_THE TASK_
Find all the lines with "structured" and gather them.

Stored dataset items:
**********

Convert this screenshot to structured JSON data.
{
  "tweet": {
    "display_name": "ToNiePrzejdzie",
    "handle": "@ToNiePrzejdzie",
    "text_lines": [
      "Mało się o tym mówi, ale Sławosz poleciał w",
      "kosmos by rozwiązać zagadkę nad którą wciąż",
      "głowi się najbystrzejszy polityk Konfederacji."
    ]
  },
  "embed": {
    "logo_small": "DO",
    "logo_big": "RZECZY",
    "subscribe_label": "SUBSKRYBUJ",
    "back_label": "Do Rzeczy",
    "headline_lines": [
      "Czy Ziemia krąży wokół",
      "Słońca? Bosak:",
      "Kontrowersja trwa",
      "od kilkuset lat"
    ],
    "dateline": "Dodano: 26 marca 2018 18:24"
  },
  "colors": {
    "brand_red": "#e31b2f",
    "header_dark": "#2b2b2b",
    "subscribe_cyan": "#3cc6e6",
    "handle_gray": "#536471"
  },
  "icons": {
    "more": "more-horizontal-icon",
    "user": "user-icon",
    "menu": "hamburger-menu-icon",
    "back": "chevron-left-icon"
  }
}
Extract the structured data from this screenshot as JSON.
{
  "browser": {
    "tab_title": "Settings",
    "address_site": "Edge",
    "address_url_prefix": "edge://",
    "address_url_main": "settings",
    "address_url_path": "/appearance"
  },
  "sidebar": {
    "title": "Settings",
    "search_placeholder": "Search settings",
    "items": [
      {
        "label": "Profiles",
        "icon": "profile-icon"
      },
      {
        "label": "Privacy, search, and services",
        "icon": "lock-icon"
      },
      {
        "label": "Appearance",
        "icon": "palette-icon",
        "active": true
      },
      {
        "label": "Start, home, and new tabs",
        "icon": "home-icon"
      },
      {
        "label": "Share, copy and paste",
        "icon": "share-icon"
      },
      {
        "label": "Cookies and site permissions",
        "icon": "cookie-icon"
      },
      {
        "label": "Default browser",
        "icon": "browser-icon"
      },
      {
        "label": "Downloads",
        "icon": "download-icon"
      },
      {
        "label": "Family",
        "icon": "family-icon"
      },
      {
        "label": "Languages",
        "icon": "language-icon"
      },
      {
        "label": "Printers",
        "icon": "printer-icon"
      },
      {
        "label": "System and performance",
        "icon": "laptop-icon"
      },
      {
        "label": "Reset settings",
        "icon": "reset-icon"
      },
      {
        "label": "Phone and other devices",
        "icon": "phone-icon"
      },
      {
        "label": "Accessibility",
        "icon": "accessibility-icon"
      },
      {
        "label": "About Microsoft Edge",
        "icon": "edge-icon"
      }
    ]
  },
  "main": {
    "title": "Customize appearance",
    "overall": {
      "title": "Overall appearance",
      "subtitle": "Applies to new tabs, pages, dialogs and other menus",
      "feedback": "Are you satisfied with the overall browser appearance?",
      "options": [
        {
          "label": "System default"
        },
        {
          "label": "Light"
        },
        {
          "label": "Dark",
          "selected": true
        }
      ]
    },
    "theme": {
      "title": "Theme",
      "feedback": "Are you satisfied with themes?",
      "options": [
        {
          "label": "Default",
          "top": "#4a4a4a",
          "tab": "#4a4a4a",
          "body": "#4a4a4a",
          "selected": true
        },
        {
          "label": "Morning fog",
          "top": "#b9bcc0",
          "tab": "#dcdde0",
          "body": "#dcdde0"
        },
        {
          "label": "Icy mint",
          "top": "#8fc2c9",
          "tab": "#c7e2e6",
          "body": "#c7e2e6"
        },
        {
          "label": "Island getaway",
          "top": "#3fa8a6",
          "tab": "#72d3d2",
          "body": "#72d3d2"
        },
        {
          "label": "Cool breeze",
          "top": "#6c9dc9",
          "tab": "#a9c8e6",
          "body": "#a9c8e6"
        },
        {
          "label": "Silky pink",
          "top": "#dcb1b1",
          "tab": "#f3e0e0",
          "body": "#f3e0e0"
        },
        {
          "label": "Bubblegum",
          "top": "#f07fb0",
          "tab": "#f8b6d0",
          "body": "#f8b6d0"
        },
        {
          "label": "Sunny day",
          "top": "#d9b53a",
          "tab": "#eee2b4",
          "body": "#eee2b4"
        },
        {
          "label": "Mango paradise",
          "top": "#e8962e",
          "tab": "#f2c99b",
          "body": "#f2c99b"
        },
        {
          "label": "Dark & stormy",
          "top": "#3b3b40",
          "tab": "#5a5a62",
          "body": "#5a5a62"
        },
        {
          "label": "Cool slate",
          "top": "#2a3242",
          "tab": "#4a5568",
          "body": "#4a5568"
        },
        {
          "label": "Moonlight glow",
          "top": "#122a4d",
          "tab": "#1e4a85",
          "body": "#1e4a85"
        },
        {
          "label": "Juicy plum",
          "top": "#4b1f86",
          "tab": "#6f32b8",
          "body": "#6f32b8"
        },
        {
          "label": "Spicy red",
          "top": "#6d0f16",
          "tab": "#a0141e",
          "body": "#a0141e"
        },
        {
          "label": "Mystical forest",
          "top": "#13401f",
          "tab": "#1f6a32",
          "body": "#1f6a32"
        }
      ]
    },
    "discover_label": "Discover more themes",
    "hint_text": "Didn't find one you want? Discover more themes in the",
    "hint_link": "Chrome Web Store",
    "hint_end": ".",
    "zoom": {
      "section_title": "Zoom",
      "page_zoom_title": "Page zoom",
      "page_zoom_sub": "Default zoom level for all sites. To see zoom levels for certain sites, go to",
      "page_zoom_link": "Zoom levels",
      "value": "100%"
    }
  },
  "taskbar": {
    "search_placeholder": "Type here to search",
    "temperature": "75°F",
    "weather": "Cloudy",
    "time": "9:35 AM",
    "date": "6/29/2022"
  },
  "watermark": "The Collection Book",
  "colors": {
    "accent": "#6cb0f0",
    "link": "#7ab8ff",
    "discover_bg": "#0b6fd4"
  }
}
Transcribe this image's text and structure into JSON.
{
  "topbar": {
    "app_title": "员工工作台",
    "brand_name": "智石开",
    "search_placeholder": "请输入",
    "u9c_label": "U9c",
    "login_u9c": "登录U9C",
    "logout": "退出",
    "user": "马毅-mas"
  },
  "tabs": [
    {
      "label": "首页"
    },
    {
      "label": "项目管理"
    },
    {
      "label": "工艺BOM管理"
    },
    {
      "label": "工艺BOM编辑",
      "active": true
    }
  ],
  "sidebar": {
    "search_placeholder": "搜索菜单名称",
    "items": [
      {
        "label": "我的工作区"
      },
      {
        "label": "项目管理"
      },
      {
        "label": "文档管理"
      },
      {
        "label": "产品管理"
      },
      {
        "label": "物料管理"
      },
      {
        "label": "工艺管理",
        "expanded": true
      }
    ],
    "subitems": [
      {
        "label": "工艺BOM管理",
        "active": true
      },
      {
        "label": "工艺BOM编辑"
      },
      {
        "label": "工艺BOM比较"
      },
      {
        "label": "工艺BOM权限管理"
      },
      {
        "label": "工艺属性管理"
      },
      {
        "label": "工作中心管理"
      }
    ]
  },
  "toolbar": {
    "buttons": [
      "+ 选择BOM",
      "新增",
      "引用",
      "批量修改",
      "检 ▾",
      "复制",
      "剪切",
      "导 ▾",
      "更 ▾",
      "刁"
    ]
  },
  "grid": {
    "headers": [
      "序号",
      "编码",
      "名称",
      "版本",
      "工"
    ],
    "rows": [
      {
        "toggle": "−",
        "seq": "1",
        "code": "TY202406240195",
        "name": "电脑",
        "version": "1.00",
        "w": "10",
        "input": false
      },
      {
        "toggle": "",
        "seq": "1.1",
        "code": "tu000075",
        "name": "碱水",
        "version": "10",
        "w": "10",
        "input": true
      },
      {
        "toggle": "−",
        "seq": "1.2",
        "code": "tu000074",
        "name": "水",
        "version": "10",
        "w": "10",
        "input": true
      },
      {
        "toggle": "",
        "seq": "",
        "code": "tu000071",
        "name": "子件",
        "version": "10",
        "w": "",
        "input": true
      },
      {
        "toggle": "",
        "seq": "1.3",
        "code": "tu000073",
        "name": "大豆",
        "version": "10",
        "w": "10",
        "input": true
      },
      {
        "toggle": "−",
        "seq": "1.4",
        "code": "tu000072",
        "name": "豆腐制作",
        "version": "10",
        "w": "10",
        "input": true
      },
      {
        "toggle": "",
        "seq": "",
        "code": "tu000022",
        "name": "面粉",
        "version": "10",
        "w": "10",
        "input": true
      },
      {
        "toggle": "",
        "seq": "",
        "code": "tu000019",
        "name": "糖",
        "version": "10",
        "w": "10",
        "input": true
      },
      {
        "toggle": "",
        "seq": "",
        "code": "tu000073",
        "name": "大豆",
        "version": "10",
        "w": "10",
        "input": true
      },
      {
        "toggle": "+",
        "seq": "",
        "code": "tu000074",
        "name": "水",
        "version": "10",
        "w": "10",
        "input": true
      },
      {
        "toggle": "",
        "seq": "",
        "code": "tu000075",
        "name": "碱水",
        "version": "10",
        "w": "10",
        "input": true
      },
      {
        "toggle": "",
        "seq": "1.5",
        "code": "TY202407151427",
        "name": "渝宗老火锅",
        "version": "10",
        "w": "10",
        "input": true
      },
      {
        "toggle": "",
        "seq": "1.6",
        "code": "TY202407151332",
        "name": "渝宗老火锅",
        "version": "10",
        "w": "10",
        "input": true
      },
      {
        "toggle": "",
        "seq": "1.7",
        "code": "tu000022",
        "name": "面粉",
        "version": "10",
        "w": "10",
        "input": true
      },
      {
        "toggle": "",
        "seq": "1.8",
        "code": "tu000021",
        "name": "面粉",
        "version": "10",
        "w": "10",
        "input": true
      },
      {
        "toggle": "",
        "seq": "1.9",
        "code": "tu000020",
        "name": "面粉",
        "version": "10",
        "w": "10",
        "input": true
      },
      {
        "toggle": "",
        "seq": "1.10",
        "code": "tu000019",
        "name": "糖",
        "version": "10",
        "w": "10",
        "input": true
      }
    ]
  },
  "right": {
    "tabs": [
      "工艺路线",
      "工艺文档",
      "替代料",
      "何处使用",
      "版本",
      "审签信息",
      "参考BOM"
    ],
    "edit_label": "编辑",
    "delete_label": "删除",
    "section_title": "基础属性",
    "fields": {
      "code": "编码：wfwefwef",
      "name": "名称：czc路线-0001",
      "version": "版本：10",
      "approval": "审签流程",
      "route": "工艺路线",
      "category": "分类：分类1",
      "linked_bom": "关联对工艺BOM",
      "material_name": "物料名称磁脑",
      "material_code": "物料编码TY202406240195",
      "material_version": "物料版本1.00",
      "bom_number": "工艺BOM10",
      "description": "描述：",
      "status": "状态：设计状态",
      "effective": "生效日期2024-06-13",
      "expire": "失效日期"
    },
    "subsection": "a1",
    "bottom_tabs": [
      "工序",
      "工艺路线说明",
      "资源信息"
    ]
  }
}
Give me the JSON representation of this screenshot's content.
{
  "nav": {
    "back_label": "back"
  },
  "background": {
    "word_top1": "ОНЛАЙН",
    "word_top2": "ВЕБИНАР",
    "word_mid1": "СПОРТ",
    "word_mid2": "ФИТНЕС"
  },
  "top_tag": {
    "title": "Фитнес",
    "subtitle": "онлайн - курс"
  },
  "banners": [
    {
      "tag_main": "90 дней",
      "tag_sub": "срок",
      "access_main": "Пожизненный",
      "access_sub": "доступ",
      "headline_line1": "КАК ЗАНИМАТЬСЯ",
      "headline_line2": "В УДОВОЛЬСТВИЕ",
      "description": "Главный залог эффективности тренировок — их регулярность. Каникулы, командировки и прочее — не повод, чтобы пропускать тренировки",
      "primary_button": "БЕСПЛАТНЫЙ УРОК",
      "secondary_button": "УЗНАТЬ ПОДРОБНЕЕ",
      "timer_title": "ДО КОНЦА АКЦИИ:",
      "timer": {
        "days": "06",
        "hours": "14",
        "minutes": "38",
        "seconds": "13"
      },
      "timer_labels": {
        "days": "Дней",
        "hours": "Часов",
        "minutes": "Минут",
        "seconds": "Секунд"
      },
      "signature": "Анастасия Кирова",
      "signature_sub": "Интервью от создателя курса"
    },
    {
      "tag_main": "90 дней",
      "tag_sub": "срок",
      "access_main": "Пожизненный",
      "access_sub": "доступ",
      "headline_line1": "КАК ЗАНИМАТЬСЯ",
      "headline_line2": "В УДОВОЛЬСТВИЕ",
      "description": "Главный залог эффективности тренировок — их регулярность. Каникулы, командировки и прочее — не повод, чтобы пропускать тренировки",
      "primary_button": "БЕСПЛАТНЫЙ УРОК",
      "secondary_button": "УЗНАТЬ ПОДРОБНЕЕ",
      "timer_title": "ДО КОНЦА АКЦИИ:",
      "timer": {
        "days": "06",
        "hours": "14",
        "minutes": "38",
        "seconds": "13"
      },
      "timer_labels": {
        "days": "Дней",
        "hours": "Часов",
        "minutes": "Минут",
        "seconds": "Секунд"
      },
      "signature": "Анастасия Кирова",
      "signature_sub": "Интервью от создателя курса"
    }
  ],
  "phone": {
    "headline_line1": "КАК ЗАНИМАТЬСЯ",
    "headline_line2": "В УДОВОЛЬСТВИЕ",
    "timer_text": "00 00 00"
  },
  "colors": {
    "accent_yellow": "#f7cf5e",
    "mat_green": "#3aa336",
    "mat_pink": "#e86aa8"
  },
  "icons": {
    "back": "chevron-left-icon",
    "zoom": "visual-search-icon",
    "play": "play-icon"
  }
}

**********

_REPLY TO THE EXERCISE_
Convert this screenshot to structured JSON data.
Extract the structured data from this screenshot as JSON.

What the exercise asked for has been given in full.